[Chart and figure data]
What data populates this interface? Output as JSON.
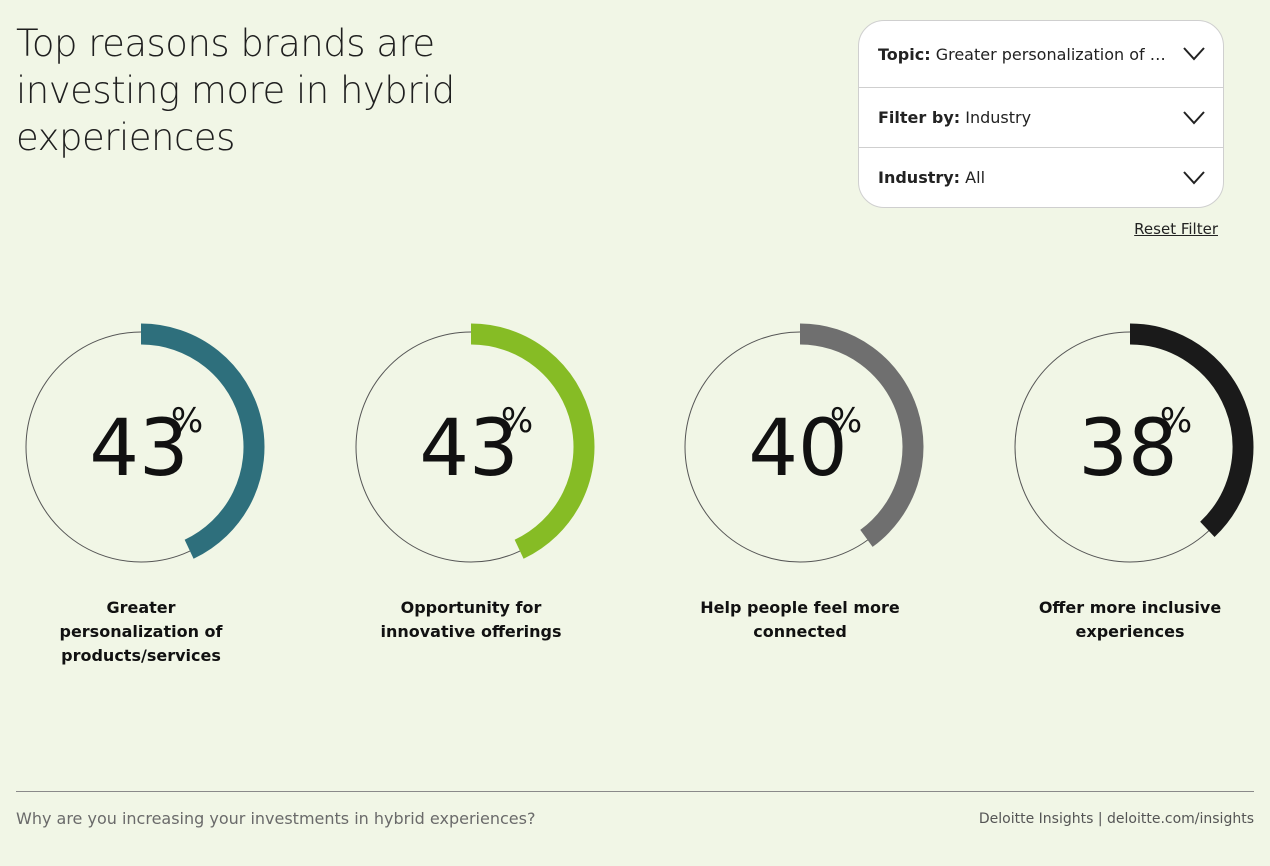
{
  "title": "Top reasons brands are investing more in hybrid experiences",
  "filters": [
    {
      "key": "Topic:",
      "value": "Greater personalization of products/services"
    },
    {
      "key": "Filter by:",
      "value": "Industry"
    },
    {
      "key": "Industry:",
      "value": "All"
    }
  ],
  "reset_label": "Reset Filter",
  "chart_data": {
    "type": "gauge",
    "unit": "%",
    "max": 100,
    "items": [
      {
        "value": 43,
        "label": "Greater personalization of products/services",
        "color": "#2e6f7c"
      },
      {
        "value": 43,
        "label": "Opportunity for innovative offerings",
        "color": "#86bc25"
      },
      {
        "value": 40,
        "label": "Help people feel more connected",
        "color": "#6f6f6f"
      },
      {
        "value": 38,
        "label": "Offer more inclusive experiences",
        "color": "#1a1a1a"
      }
    ]
  },
  "footer": {
    "question": "Why are you increasing your investments in hybrid experiences?",
    "source": "Deloitte Insights | deloitte.com/insights"
  }
}
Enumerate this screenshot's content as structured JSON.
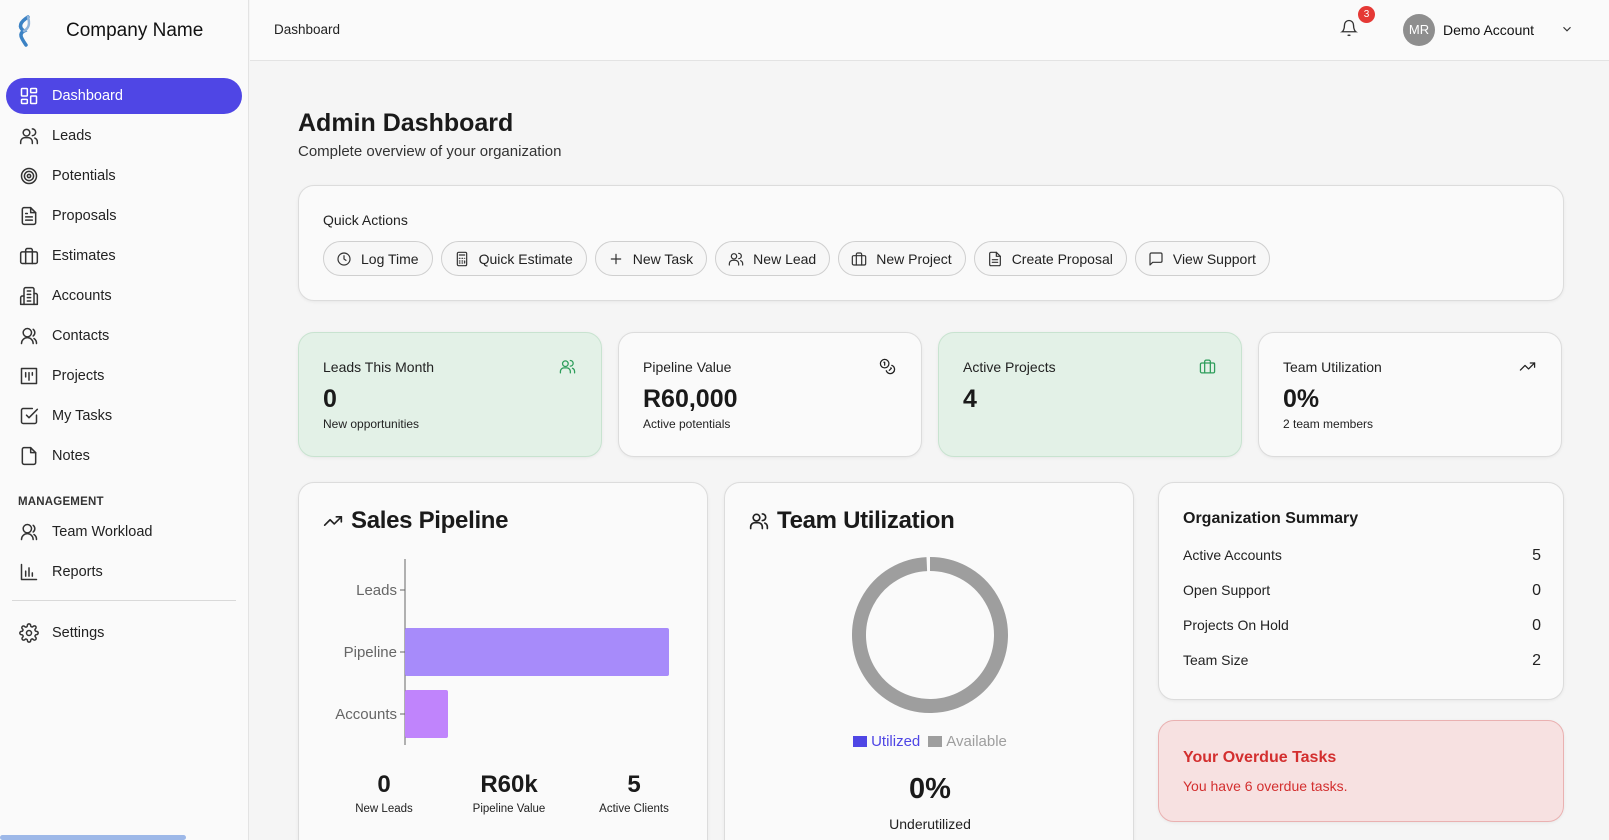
{
  "brand": {
    "name": "Company Name"
  },
  "sidebar": {
    "items": [
      {
        "label": "Dashboard",
        "icon": "dashboard-icon",
        "active": true
      },
      {
        "label": "Leads",
        "icon": "users-icon"
      },
      {
        "label": "Potentials",
        "icon": "target-icon"
      },
      {
        "label": "Proposals",
        "icon": "document-icon"
      },
      {
        "label": "Estimates",
        "icon": "briefcase-icon"
      },
      {
        "label": "Accounts",
        "icon": "building-icon"
      },
      {
        "label": "Contacts",
        "icon": "contacts-icon"
      },
      {
        "label": "Projects",
        "icon": "projects-icon"
      },
      {
        "label": "My Tasks",
        "icon": "check-square-icon"
      },
      {
        "label": "Notes",
        "icon": "note-icon"
      }
    ],
    "section_label": "MANAGEMENT",
    "management_items": [
      {
        "label": "Team Workload",
        "icon": "team-icon"
      },
      {
        "label": "Reports",
        "icon": "bar-chart-icon"
      }
    ],
    "settings_label": "Settings"
  },
  "topbar": {
    "breadcrumb": "Dashboard",
    "notification_count": "3",
    "avatar_initials": "MR",
    "account_name": "Demo Account"
  },
  "page": {
    "title": "Admin Dashboard",
    "subtitle": "Complete overview of your organization"
  },
  "quick_actions": {
    "title": "Quick Actions",
    "buttons": [
      {
        "label": "Log Time",
        "icon": "clock-icon"
      },
      {
        "label": "Quick Estimate",
        "icon": "calculator-icon"
      },
      {
        "label": "New Task",
        "icon": "plus-icon"
      },
      {
        "label": "New Lead",
        "icon": "users-icon"
      },
      {
        "label": "New Project",
        "icon": "briefcase-icon"
      },
      {
        "label": "Create Proposal",
        "icon": "document-icon"
      },
      {
        "label": "View Support",
        "icon": "message-icon"
      }
    ]
  },
  "stats": [
    {
      "label": "Leads This Month",
      "value": "0",
      "sub": "New opportunities",
      "icon": "users-icon",
      "color": "#2e9e5b"
    },
    {
      "label": "Pipeline Value",
      "value": "R60,000",
      "sub": "Active potentials",
      "icon": "coins-icon",
      "color": "#222222"
    },
    {
      "label": "Active Projects",
      "value": "4",
      "sub": "",
      "icon": "briefcase-icon",
      "color": "#2e9e5b"
    },
    {
      "label": "Team Utilization",
      "value": "0%",
      "sub": "2 team members",
      "icon": "trending-up-icon",
      "color": "#222222"
    }
  ],
  "sales_pipeline": {
    "title": "Sales Pipeline",
    "stats": [
      {
        "value": "0",
        "label": "New Leads"
      },
      {
        "value": "R60k",
        "label": "Pipeline Value"
      },
      {
        "value": "5",
        "label": "Active Clients"
      }
    ]
  },
  "team_utilization": {
    "title": "Team Utilization",
    "value": "0%",
    "label": "Underutilized"
  },
  "org_summary": {
    "title": "Organization Summary",
    "rows": [
      {
        "label": "Active Accounts",
        "value": "5"
      },
      {
        "label": "Open Support",
        "value": "0"
      },
      {
        "label": "Projects On Hold",
        "value": "0"
      },
      {
        "label": "Team Size",
        "value": "2"
      }
    ]
  },
  "overdue": {
    "title": "Your Overdue Tasks",
    "text": "You have 6 overdue tasks."
  },
  "chart_data": [
    {
      "type": "bar",
      "orientation": "horizontal",
      "categories": [
        "Leads",
        "Pipeline",
        "Accounts"
      ],
      "values": [
        0,
        60000,
        5
      ],
      "colors": [
        "#a78bfa",
        "#a78bfa",
        "#c084fc"
      ]
    },
    {
      "type": "pie",
      "style": "donut",
      "labels": [
        "Utilized",
        "Available"
      ],
      "values": [
        0,
        100
      ],
      "colors": [
        "#4f46e5",
        "#9e9e9e"
      ]
    }
  ]
}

◆ **WHAT THE TASK REQUIRES**: Every line of the data above should be quoted exactly. Omit the pictures.

◆ **REPLY TO THE EXERCISE**:
What data populates this interface? Output as JSON.
{
  "title": "Top reasons brands are investing more in hybrid experiences",
  "filters": [
    {
      "key": "Topic:",
      "value": "Greater personalization of products/services"
    },
    {
      "key": "Filter by:",
      "value": "Industry"
    },
    {
      "key": "Industry:",
      "value": "All"
    }
  ],
  "reset_label": "Reset Filter",
  "chart_data": {
    "type": "gauge",
    "unit": "%",
    "max": 100,
    "items": [
      {
        "value": 43,
        "label": "Greater personalization of products/services",
        "color": "#2e6f7c"
      },
      {
        "value": 43,
        "label": "Opportunity for innovative offerings",
        "color": "#86bc25"
      },
      {
        "value": 40,
        "label": "Help people feel more connected",
        "color": "#6f6f6f"
      },
      {
        "value": 38,
        "label": "Offer more inclusive experiences",
        "color": "#1a1a1a"
      }
    ]
  },
  "footer": {
    "question": "Why are you increasing your investments in hybrid experiences?",
    "source": "Deloitte Insights | deloitte.com/insights"
  }
}
Enumerate this screenshot's content as structured JSON.
{
  "brand": {
    "name": "Company Name"
  },
  "sidebar": {
    "items": [
      {
        "label": "Dashboard",
        "icon": "dashboard-icon",
        "active": true
      },
      {
        "label": "Leads",
        "icon": "users-icon"
      },
      {
        "label": "Potentials",
        "icon": "target-icon"
      },
      {
        "label": "Proposals",
        "icon": "document-icon"
      },
      {
        "label": "Estimates",
        "icon": "briefcase-icon"
      },
      {
        "label": "Accounts",
        "icon": "building-icon"
      },
      {
        "label": "Contacts",
        "icon": "contacts-icon"
      },
      {
        "label": "Projects",
        "icon": "projects-icon"
      },
      {
        "label": "My Tasks",
        "icon": "check-square-icon"
      },
      {
        "label": "Notes",
        "icon": "note-icon"
      }
    ],
    "section_label": "MANAGEMENT",
    "management_items": [
      {
        "label": "Team Workload",
        "icon": "team-icon"
      },
      {
        "label": "Reports",
        "icon": "bar-chart-icon"
      }
    ],
    "settings_label": "Settings"
  },
  "topbar": {
    "breadcrumb": "Dashboard",
    "notification_count": "3",
    "avatar_initials": "MR",
    "account_name": "Demo Account"
  },
  "page": {
    "title": "Admin Dashboard",
    "subtitle": "Complete overview of your organization"
  },
  "quick_actions": {
    "title": "Quick Actions",
    "buttons": [
      {
        "label": "Log Time",
        "icon": "clock-icon"
      },
      {
        "label": "Quick Estimate",
        "icon": "calculator-icon"
      },
      {
        "label": "New Task",
        "icon": "plus-icon"
      },
      {
        "label": "New Lead",
        "icon": "users-icon"
      },
      {
        "label": "New Project",
        "icon": "briefcase-icon"
      },
      {
        "label": "Create Proposal",
        "icon": "document-icon"
      },
      {
        "label": "View Support",
        "icon": "message-icon"
      }
    ]
  },
  "stats": [
    {
      "label": "Leads This Month",
      "value": "0",
      "sub": "New opportunities",
      "icon": "users-icon",
      "color": "#2e9e5b"
    },
    {
      "label": "Pipeline Value",
      "value": "R60,000",
      "sub": "Active potentials",
      "icon": "coins-icon",
      "color": "#222222"
    },
    {
      "label": "Active Projects",
      "value": "4",
      "sub": "",
      "icon": "briefcase-icon",
      "color": "#2e9e5b"
    },
    {
      "label": "Team Utilization",
      "value": "0%",
      "sub": "2 team members",
      "icon": "trending-up-icon",
      "color": "#222222"
    }
  ],
  "sales_pipeline": {
    "title": "Sales Pipeline",
    "stats": [
      {
        "value": "0",
        "label": "New Leads"
      },
      {
        "value": "R60k",
        "label": "Pipeline Value"
      },
      {
        "value": "5",
        "label": "Active Clients"
      }
    ]
  },
  "team_utilization": {
    "title": "Team Utilization",
    "value": "0%",
    "label": "Underutilized"
  },
  "org_summary": {
    "title": "Organization Summary",
    "rows": [
      {
        "label": "Active Accounts",
        "value": "5"
      },
      {
        "label": "Open Support",
        "value": "0"
      },
      {
        "label": "Projects On Hold",
        "value": "0"
      },
      {
        "label": "Team Size",
        "value": "2"
      }
    ]
  },
  "overdue": {
    "title": "Your Overdue Tasks",
    "text": "You have 6 overdue tasks."
  },
  "chart_data": [
    {
      "type": "bar",
      "orientation": "horizontal",
      "categories": [
        "Leads",
        "Pipeline",
        "Accounts"
      ],
      "values": [
        0,
        60000,
        5
      ],
      "colors": [
        "#a78bfa",
        "#a78bfa",
        "#c084fc"
      ]
    },
    {
      "type": "pie",
      "style": "donut",
      "labels": [
        "Utilized",
        "Available"
      ],
      "values": [
        0,
        100
      ],
      "colors": [
        "#4f46e5",
        "#9e9e9e"
      ]
    }
  ]
}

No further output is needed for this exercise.